(Data excerpts)
-- Start --

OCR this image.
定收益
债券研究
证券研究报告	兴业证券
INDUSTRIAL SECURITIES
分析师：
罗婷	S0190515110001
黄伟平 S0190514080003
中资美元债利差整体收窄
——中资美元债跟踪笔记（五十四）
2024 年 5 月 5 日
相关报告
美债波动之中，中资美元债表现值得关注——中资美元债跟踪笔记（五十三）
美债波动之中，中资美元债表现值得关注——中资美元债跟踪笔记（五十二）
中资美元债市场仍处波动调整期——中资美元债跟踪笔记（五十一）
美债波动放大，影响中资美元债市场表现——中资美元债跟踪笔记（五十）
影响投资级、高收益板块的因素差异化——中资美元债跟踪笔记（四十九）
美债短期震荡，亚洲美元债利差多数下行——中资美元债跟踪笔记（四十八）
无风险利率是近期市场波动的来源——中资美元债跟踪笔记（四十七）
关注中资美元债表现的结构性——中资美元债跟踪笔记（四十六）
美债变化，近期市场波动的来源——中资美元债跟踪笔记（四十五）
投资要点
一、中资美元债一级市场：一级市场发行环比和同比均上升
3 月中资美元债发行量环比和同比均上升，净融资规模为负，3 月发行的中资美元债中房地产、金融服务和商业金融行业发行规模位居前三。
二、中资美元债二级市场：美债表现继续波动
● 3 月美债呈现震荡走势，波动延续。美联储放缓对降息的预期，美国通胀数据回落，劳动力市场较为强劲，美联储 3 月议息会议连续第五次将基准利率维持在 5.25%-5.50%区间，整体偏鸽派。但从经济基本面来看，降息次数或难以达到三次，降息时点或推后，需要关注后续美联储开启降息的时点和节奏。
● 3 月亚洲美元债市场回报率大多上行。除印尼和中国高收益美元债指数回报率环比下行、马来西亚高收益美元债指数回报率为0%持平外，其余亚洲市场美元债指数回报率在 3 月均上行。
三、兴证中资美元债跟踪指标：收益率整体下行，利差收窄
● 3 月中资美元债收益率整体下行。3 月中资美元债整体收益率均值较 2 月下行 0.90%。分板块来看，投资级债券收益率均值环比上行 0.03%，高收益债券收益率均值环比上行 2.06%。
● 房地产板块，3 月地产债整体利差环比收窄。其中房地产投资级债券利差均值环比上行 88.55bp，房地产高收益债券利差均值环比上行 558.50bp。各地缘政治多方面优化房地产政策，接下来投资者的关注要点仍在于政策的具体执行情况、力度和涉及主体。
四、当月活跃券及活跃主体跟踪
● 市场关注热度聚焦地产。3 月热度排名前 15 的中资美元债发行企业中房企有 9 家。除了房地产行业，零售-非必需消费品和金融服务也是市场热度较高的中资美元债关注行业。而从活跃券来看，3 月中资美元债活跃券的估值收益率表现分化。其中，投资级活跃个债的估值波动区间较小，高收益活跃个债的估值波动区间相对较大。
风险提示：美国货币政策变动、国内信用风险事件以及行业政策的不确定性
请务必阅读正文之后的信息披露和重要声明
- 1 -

-- End --

* **Task prompt**: Transcribe all of the material exactly. Omit nothing.

* **Response**:
OCR this image.
定收益
债券研究
证券研究报告	兴业证券
INDUSTRIAL SECURITIES
分析师：
罗婷	S0190515110001
黄伟平 S0190514080003
中资美元债利差整体收窄
——中资美元债跟踪笔记（五十四）
2024 年 5 月 5 日
相关报告
美债波动之中，中资美元债表现值得关注——中资美元债跟踪笔记（五十三）
美债波动之中，中资美元债表现值得关注——中资美元债跟踪笔记（五十二）
中资美元债市场仍处波动调整期——中资美元债跟踪笔记（五十一）
美债波动放大，影响中资美元债市场表现——中资美元债跟踪笔记（五十）
影响投资级、高收益板块的因素差异化——中资美元债跟踪笔记（四十九）
美债短期震荡，亚洲美元债利差多数下行——中资美元债跟踪笔记（四十八）
无风险利率是近期市场波动的来源——中资美元债跟踪笔记（四十七）
关注中资美元债表现的结构性——中资美元债跟踪笔记（四十六）
美债变化，近期市场波动的来源——中资美元债跟踪笔记（四十五）
投资要点
一、中资美元债一级市场：一级市场发行环比和同比均上升
3 月中资美元债发行量环比和同比均上升，净融资规模为负，3 月发行的中资美元债中房地产、金融服务和商业金融行业发行规模位居前三。
二、中资美元债二级市场：美债表现继续波动
● 3 月美债呈现震荡走势，波动延续。美联储放缓对降息的预期，美国通胀数据回落，劳动力市场较为强劲，美联储 3 月议息会议连续第五次将基准利率维持在 5.25%-5.50%区间，整体偏鸽派。但从经济基本面来看，降息次数或难以达到三次，降息时点或推后，需要关注后续美联储开启降息的时点和节奏。
● 3 月亚洲美元债市场回报率大多上行。除印尼和中国高收益美元债指数回报率环比下行、马来西亚高收益美元债指数回报率为0%持平外，其余亚洲市场美元债指数回报率在 3 月均上行。
三、兴证中资美元债跟踪指标：收益率整体下行，利差收窄
● 3 月中资美元债收益率整体下行。3 月中资美元债整体收益率均值较 2 月下行 0.90%。分板块来看，投资级债券收益率均值环比上行 0.03%，高收益债券收益率均值环比上行 2.06%。
● 房地产板块，3 月地产债整体利差环比收窄。其中房地产投资级债券利差均值环比上行 88.55bp，房地产高收益债券利差均值环比上行 558.50bp。各地缘政治多方面优化房地产政策，接下来投资者的关注要点仍在于政策的具体执行情况、力度和涉及主体。
四、当月活跃券及活跃主体跟踪
● 市场关注热度聚焦地产。3 月热度排名前 15 的中资美元债发行企业中房企有 9 家。除了房地产行业，零售-非必需消费品和金融服务也是市场热度较高的中资美元债关注行业。而从活跃券来看，3 月中资美元债活跃券的估值收益率表现分化。其中，投资级活跃个债的估值波动区间较小，高收益活跃个债的估值波动区间相对较大。
风险提示：美国货币政策变动、国内信用风险事件以及行业政策的不确定性
请务必阅读正文之后的信息披露和重要声明
- 1 -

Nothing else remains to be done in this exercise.